- SOURCE TEXT
Regulars always take precedence when it comes to reservations and seating. And while a considerable number of the regulars are rich or famous, many of them are neither, and you end up with a strange democracy that could exist only in L.A. You see it most clearly at the bar. It opens at five with the restaurant, and the regulars take their places while the staff sets up under bright white spotlights. Some stay till closing time, nine hours later, but the bar regulars generally divide into two shifts. The first often includes a tubby, womanizing agent, a successful lawyer known for his ponytail, a woman who runs an upscale safari company, a beauty in her late fifties who was once the world’s highest-paid model, a sloe-eyed actress and a handsome Yugoslav who everybody says is a gigolo.

The second shift is slightly tipsier, slightly crazier and slightly more diverse. An X-rated comedienne called Glitter. Luis the 911 operator. A smooth African-American banker named Robert. A movie producer with a sideline in coke. A professional golfer. A rich kid in his late twenties who was a hockey star in college. Then, on different nights, the Irish exiles, the Yugoslavs, and the barmen and maitre d’s from the big hotels and restaurants around town who come in after their own establishments have closed.

It is the kind of old-fashioned bar where Mike the bartender knows most of his customers’ names and remembers a face for a decade. Mike is a tall man with a handlebar mustache. He loves a peculiar Yugoslavian liqueur with an unpronounceable name, and halfway through the evening, he’ll have a shot or two with the regulars. As a kid in Croatia, he was always in trouble with the authorities, mainly, he says, because he was a practicing Catholic. Mike dropped out of high school, but he sent two children to college here in America.

- GOAL A
Filter the records, copying in full every line that contains the word "need".

- RECORDS SUPPLIED

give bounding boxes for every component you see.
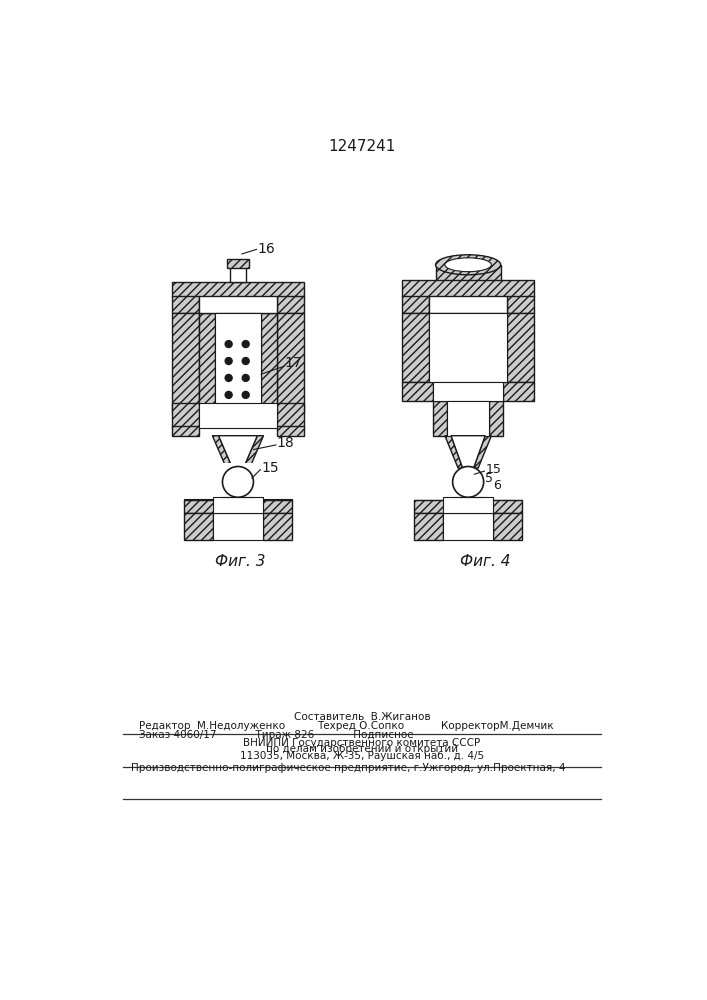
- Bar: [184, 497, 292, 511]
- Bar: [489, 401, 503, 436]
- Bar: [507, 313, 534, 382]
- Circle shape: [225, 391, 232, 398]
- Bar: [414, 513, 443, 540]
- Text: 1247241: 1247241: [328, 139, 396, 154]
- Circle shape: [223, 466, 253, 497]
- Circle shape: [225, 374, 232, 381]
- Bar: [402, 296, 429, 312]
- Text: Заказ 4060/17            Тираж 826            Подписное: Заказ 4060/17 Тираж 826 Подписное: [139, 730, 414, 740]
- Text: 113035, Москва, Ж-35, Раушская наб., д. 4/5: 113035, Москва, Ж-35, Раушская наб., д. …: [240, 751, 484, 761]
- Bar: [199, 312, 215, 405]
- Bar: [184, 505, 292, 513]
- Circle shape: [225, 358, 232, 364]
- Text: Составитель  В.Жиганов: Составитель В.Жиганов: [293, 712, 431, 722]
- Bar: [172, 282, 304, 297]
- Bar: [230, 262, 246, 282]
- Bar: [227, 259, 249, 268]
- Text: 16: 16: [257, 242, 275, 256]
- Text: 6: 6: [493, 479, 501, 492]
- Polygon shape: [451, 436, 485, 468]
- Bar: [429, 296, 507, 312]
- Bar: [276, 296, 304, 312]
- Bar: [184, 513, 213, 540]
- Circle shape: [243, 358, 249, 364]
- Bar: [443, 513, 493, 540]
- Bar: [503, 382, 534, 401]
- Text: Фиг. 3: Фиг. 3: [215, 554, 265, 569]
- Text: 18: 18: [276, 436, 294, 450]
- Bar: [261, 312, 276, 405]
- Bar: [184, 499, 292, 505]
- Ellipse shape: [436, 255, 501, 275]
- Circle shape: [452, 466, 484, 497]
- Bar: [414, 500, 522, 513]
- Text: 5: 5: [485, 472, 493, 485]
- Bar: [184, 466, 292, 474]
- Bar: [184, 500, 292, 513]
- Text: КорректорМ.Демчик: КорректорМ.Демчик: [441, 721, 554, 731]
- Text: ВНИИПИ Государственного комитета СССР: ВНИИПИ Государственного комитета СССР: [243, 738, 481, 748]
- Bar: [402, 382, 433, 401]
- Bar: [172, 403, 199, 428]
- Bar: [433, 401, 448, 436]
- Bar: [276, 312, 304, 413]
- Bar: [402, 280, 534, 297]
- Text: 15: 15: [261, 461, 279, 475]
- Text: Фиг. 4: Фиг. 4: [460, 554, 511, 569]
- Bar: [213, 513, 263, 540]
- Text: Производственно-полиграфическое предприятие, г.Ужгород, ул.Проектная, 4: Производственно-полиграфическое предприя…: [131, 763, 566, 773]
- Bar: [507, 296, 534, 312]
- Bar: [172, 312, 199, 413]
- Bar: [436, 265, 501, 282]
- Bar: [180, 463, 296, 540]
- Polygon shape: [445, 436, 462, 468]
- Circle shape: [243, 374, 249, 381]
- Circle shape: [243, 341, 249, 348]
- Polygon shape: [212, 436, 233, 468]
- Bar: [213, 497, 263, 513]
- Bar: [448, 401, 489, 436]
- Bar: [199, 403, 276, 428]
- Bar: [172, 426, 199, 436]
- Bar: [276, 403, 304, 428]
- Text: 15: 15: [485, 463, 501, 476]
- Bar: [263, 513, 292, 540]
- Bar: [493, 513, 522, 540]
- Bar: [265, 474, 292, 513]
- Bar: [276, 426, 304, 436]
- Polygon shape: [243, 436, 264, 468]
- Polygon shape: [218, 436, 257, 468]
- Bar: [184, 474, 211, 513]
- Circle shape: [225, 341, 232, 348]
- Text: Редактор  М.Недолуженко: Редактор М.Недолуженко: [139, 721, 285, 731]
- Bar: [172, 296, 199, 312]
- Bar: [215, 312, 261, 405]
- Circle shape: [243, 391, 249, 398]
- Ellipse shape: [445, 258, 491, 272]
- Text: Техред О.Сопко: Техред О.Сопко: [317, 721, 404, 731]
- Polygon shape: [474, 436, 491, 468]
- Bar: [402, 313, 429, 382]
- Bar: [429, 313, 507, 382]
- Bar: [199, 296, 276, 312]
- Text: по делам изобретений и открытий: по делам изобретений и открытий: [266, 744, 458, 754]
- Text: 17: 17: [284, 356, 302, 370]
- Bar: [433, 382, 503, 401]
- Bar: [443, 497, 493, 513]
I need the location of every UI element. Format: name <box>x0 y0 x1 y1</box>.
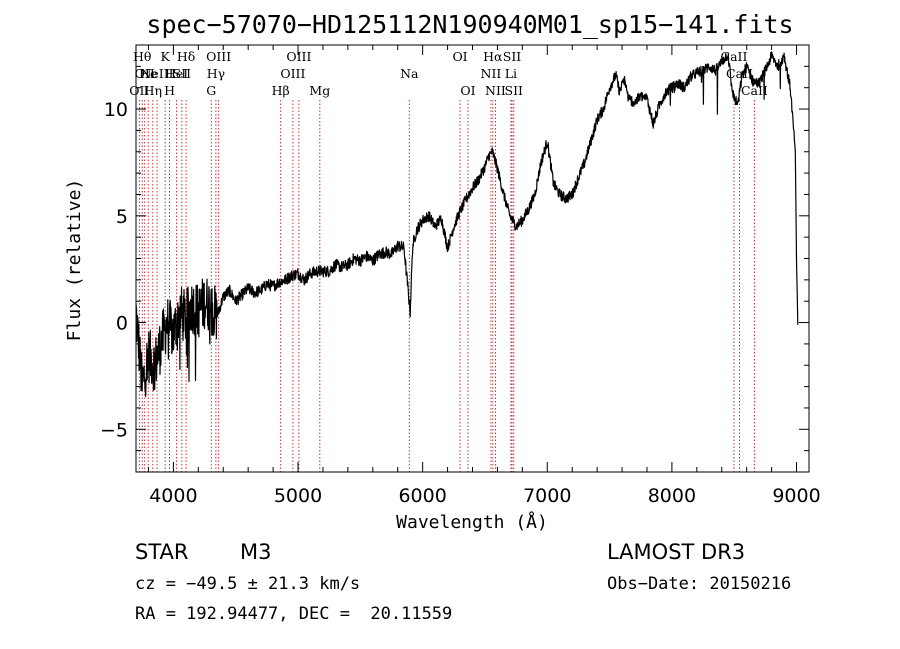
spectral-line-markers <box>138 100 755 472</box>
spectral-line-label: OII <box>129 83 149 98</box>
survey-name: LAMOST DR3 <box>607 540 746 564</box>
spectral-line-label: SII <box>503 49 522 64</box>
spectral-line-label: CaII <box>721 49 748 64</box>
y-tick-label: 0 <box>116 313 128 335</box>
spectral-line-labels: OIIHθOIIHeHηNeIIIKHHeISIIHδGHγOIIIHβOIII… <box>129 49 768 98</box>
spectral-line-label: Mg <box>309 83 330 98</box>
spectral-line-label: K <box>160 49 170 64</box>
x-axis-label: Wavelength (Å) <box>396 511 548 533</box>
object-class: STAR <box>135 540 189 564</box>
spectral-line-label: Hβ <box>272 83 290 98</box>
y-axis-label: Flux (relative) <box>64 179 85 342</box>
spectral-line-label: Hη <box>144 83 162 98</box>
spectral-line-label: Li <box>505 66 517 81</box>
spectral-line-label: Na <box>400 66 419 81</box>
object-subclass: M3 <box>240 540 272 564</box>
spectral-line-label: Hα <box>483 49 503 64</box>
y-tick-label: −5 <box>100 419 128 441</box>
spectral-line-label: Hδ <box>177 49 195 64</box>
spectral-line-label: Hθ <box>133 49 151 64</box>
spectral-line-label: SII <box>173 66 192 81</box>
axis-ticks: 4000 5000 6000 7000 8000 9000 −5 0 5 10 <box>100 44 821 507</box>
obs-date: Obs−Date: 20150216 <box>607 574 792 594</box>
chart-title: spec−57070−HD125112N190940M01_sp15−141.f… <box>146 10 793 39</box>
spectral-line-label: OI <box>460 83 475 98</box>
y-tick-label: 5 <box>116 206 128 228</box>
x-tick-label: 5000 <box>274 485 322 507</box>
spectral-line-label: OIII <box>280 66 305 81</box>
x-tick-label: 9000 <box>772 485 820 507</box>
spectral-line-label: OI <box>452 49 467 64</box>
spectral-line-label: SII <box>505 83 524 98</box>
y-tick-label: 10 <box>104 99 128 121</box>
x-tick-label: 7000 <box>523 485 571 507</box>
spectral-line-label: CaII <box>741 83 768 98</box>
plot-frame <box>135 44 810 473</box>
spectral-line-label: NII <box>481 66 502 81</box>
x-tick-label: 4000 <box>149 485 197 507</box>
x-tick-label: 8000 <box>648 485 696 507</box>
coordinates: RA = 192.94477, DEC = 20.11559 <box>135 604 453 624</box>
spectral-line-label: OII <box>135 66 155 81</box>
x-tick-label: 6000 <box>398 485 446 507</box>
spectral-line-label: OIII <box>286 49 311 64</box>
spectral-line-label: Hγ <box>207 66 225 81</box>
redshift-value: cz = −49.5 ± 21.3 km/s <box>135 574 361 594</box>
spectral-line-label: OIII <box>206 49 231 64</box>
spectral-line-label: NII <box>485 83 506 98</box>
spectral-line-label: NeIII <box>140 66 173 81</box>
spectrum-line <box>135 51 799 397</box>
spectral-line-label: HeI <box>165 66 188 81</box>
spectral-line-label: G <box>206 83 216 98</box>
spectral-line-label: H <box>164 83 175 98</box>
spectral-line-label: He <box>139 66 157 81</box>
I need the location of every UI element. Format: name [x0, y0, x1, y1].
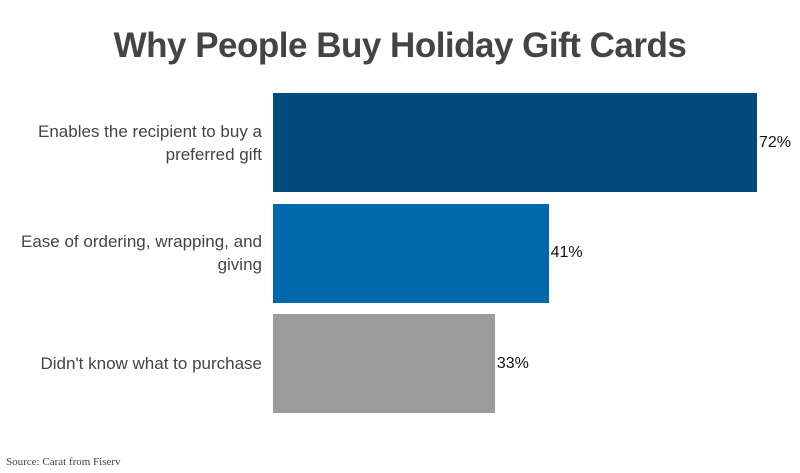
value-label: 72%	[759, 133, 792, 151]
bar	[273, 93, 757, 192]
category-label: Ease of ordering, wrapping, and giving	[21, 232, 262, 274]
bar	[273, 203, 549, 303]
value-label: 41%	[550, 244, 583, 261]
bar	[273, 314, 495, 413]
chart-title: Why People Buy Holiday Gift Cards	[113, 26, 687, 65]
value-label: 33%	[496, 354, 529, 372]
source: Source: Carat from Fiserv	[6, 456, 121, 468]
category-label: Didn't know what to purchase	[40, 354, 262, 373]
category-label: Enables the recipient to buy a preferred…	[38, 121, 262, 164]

- GOAL B
Rewrite the paragraph beginning "The second shift is slightly tipsier" from the passage about the bar regulars as a bulleted list, keeping its main facts.

- WRITTEN REPLY A
I need the location of every UI element. Format: name <box>x0 y0 x1 y1</box>.
I need the location of every UI element. Format: name [x0, y0, x1, y1].

- WRITTEN REPLY B
The second shift is slightly tipsier, crazier and more diverse than the first. It includes:
- An X-rated comedienne called Glitter
- Luis, a 911 operator
- Robert, a smooth African-American banker
- A movie producer with a sideline in coke
- A professional golfer
- A rich kid in his late twenties who was a college hockey star
- On different nights: the Irish exiles, the Yugoslavs, and barmen and maitre d's from big hotels and restaurants around town, who arrive after their own establishments have closed